# Data section:
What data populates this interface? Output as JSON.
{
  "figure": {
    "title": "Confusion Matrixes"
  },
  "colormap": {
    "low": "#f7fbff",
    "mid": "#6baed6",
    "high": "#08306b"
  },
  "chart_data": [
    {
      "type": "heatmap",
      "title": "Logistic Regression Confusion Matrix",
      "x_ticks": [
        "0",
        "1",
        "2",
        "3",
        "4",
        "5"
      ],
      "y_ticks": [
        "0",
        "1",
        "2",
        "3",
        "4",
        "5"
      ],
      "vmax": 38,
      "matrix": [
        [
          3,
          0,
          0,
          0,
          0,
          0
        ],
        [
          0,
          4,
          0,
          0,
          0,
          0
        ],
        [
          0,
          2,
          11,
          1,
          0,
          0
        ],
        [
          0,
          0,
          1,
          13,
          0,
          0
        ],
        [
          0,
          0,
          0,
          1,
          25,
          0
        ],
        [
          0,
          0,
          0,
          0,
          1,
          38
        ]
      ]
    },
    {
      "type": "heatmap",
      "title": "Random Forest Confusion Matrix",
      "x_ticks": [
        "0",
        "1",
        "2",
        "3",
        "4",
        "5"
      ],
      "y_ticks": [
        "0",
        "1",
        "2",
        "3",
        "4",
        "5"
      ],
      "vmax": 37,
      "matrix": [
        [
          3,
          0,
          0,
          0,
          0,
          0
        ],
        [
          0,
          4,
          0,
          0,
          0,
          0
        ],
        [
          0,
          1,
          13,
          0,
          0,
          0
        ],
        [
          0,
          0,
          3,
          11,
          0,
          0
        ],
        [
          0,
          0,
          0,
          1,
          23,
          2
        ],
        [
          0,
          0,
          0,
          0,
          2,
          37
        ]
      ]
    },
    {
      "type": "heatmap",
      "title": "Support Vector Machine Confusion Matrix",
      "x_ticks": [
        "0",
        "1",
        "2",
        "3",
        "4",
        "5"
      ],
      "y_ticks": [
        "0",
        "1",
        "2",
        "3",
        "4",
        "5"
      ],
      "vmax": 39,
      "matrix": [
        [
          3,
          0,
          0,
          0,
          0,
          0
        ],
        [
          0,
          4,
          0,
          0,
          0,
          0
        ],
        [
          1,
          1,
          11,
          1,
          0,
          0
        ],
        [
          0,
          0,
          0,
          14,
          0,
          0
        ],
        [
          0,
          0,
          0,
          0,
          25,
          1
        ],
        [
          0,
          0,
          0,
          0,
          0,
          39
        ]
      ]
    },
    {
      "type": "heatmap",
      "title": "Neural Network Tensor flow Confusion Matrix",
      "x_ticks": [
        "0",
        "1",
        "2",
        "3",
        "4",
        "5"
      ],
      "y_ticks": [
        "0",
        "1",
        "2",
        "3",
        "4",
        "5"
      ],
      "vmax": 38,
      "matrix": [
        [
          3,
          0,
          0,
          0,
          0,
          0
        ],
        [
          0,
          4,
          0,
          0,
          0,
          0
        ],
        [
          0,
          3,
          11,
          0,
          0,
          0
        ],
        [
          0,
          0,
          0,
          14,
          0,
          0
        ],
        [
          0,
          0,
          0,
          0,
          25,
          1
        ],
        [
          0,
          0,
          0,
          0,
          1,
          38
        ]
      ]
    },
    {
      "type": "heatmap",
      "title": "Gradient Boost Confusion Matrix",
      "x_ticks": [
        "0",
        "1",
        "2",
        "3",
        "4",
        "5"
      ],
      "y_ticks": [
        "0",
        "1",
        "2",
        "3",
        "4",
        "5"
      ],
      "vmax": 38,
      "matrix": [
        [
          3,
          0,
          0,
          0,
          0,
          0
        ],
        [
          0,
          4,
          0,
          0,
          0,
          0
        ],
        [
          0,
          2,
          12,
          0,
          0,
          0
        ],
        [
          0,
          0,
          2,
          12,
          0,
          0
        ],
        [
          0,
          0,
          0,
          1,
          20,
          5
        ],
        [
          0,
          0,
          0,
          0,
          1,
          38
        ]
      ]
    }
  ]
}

# Your instructions:
Copy out each line exactly as written.

# Expected answer:
What data populates this interface? Output as JSON.
{
  "figure": {
    "title": "Confusion Matrixes"
  },
  "colormap": {
    "low": "#f7fbff",
    "mid": "#6baed6",
    "high": "#08306b"
  },
  "chart_data": [
    {
      "type": "heatmap",
      "title": "Logistic Regression Confusion Matrix",
      "x_ticks": [
        "0",
        "1",
        "2",
        "3",
        "4",
        "5"
      ],
      "y_ticks": [
        "0",
        "1",
        "2",
        "3",
        "4",
        "5"
      ],
      "vmax": 38,
      "matrix": [
        [
          3,
          0,
          0,
          0,
          0,
          0
        ],
        [
          0,
          4,
          0,
          0,
          0,
          0
        ],
        [
          0,
          2,
          11,
          1,
          0,
          0
        ],
        [
          0,
          0,
          1,
          13,
          0,
          0
        ],
        [
          0,
          0,
          0,
          1,
          25,
          0
        ],
        [
          0,
          0,
          0,
          0,
          1,
          38
        ]
      ]
    },
    {
      "type": "heatmap",
      "title": "Random Forest Confusion Matrix",
      "x_ticks": [
        "0",
        "1",
        "2",
        "3",
        "4",
        "5"
      ],
      "y_ticks": [
        "0",
        "1",
        "2",
        "3",
        "4",
        "5"
      ],
      "vmax": 37,
      "matrix": [
        [
          3,
          0,
          0,
          0,
          0,
          0
        ],
        [
          0,
          4,
          0,
          0,
          0,
          0
        ],
        [
          0,
          1,
          13,
          0,
          0,
          0
        ],
        [
          0,
          0,
          3,
          11,
          0,
          0
        ],
        [
          0,
          0,
          0,
          1,
          23,
          2
        ],
        [
          0,
          0,
          0,
          0,
          2,
          37
        ]
      ]
    },
    {
      "type": "heatmap",
      "title": "Support Vector Machine Confusion Matrix",
      "x_ticks": [
        "0",
        "1",
        "2",
        "3",
        "4",
        "5"
      ],
      "y_ticks": [
        "0",
        "1",
        "2",
        "3",
        "4",
        "5"
      ],
      "vmax": 39,
      "matrix": [
        [
          3,
          0,
          0,
          0,
          0,
          0
        ],
        [
          0,
          4,
          0,
          0,
          0,
          0
        ],
        [
          1,
          1,
          11,
          1,
          0,
          0
        ],
        [
          0,
          0,
          0,
          14,
          0,
          0
        ],
        [
          0,
          0,
          0,
          0,
          25,
          1
        ],
        [
          0,
          0,
          0,
          0,
          0,
          39
        ]
      ]
    },
    {
      "type": "heatmap",
      "title": "Neural Network Tensor flow Confusion Matrix",
      "x_ticks": [
        "0",
        "1",
        "2",
        "3",
        "4",
        "5"
      ],
      "y_ticks": [
        "0",
        "1",
        "2",
        "3",
        "4",
        "5"
      ],
      "vmax": 38,
      "matrix": [
        [
          3,
          0,
          0,
          0,
          0,
          0
        ],
        [
          0,
          4,
          0,
          0,
          0,
          0
        ],
        [
          0,
          3,
          11,
          0,
          0,
          0
        ],
        [
          0,
          0,
          0,
          14,
          0,
          0
        ],
        [
          0,
          0,
          0,
          0,
          25,
          1
        ],
        [
          0,
          0,
          0,
          0,
          1,
          38
        ]
      ]
    },
    {
      "type": "heatmap",
      "title": "Gradient Boost Confusion Matrix",
      "x_ticks": [
        "0",
        "1",
        "2",
        "3",
        "4",
        "5"
      ],
      "y_ticks": [
        "0",
        "1",
        "2",
        "3",
        "4",
        "5"
      ],
      "vmax": 38,
      "matrix": [
        [
          3,
          0,
          0,
          0,
          0,
          0
        ],
        [
          0,
          4,
          0,
          0,
          0,
          0
        ],
        [
          0,
          2,
          12,
          0,
          0,
          0
        ],
        [
          0,
          0,
          2,
          12,
          0,
          0
        ],
        [
          0,
          0,
          0,
          1,
          20,
          5
        ],
        [
          0,
          0,
          0,
          0,
          1,
          38
        ]
      ]
    }
  ]
}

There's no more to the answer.